## [DIRECTIONS FOR THIS TASK]
Return the full listing exactly as it is written.

## [WORKING DATA]

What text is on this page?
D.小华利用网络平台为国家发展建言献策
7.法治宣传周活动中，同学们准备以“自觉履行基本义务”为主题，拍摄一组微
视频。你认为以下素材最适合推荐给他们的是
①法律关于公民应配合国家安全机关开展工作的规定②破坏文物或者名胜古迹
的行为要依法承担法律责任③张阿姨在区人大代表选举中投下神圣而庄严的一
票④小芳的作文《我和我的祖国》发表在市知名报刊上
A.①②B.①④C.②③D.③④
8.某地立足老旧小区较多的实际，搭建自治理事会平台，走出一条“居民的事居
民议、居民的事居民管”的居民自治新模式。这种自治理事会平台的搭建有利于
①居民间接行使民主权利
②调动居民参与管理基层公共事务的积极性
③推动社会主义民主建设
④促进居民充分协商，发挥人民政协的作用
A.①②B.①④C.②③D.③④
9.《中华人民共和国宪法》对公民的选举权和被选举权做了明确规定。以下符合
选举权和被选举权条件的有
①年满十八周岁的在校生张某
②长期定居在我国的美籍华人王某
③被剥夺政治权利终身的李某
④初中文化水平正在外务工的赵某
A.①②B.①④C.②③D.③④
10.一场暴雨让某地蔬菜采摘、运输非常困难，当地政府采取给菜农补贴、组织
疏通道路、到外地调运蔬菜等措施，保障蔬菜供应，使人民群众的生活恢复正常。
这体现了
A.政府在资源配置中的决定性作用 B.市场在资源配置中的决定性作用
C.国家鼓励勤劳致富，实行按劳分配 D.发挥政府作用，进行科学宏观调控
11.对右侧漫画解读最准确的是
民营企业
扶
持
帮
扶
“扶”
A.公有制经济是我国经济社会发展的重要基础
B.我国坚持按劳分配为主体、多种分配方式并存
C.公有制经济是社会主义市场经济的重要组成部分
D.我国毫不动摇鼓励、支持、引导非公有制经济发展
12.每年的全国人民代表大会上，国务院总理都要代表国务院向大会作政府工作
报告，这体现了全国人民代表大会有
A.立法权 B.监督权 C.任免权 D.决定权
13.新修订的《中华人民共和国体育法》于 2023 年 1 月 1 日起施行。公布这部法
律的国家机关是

## [FINAL ANSWER]
What text is on this page?
D.小华利用网络平台为国家发展建言献策
7.法治宣传周活动中，同学们准备以“自觉履行基本义务”为主题，拍摄一组微
视频。你认为以下素材最适合推荐给他们的是
①法律关于公民应配合国家安全机关开展工作的规定②破坏文物或者名胜古迹
的行为要依法承担法律责任③张阿姨在区人大代表选举中投下神圣而庄严的一
票④小芳的作文《我和我的祖国》发表在市知名报刊上
A.①②B.①④C.②③D.③④
8.某地立足老旧小区较多的实际，搭建自治理事会平台，走出一条“居民的事居
民议、居民的事居民管”的居民自治新模式。这种自治理事会平台的搭建有利于
①居民间接行使民主权利
②调动居民参与管理基层公共事务的积极性
③推动社会主义民主建设
④促进居民充分协商，发挥人民政协的作用
A.①②B.①④C.②③D.③④
9.《中华人民共和国宪法》对公民的选举权和被选举权做了明确规定。以下符合
选举权和被选举权条件的有
①年满十八周岁的在校生张某
②长期定居在我国的美籍华人王某
③被剥夺政治权利终身的李某
④初中文化水平正在外务工的赵某
A.①②B.①④C.②③D.③④
10.一场暴雨让某地蔬菜采摘、运输非常困难，当地政府采取给菜农补贴、组织
疏通道路、到外地调运蔬菜等措施，保障蔬菜供应，使人民群众的生活恢复正常。
这体现了
A.政府在资源配置中的决定性作用 B.市场在资源配置中的决定性作用
C.国家鼓励勤劳致富，实行按劳分配 D.发挥政府作用，进行科学宏观调控
11.对右侧漫画解读最准确的是
民营企业
扶
持
帮
扶
“扶”
A.公有制经济是我国经济社会发展的重要基础
B.我国坚持按劳分配为主体、多种分配方式并存
C.公有制经济是社会主义市场经济的重要组成部分
D.我国毫不动摇鼓励、支持、引导非公有制经济发展
12.每年的全国人民代表大会上，国务院总理都要代表国务院向大会作政府工作
报告，这体现了全国人民代表大会有
A.立法权 B.监督权 C.任免权 D.决定权
13.新修订的《中华人民共和国体育法》于 2023 年 1 月 1 日起施行。公布这部法
律的国家机关是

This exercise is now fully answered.